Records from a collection
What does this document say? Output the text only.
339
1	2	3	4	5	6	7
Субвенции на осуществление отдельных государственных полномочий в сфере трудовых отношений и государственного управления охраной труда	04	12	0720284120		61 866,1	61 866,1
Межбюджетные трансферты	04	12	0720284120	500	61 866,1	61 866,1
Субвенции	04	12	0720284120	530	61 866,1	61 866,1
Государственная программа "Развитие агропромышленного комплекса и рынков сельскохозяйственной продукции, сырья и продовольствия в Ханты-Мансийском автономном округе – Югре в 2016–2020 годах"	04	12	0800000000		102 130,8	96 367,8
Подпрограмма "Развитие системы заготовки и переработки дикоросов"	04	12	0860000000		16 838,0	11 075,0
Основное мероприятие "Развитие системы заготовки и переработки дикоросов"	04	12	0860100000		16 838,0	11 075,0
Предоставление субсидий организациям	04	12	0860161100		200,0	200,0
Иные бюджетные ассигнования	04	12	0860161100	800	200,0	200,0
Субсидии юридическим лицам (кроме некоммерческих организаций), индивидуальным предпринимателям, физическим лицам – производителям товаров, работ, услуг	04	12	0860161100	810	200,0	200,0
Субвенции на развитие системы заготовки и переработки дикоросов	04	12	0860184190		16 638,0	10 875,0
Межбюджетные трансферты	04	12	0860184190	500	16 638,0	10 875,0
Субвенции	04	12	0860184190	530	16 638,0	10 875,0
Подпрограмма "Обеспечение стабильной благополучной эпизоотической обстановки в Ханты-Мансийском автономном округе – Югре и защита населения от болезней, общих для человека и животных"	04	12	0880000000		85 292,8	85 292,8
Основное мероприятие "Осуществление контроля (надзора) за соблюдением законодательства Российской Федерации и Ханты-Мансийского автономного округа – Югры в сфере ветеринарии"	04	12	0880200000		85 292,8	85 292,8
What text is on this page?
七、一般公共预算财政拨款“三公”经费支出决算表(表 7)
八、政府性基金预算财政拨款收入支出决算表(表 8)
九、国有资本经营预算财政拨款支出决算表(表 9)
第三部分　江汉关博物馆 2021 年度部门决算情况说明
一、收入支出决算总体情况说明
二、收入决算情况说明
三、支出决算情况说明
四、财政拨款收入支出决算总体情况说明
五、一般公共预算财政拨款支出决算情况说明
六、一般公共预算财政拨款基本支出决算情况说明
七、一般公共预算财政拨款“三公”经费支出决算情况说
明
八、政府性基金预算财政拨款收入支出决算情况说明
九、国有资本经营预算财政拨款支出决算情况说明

> [TASK GOAL]: Everything from the line containing "What text is on this page?" to the last line of the entries above should be quoted exactly, and only that.

> [THE REPLY]:
What text is on this page?
七、一般公共预算财政拨款“三公”经费支出决算表(表 7)
八、政府性基金预算财政拨款收入支出决算表(表 8)
九、国有资本经营预算财政拨款支出决算表(表 9)
第三部分　江汉关博物馆 2021 年度部门决算情况说明
一、收入支出决算总体情况说明
二、收入决算情况说明
三、支出决算情况说明
四、财政拨款收入支出决算总体情况说明
五、一般公共预算财政拨款支出决算情况说明
六、一般公共预算财政拨款基本支出决算情况说明
七、一般公共预算财政拨款“三公”经费支出决算情况说
明
八、政府性基金预算财政拨款收入支出决算情况说明
九、国有资本经营预算财政拨款支出决算情况说明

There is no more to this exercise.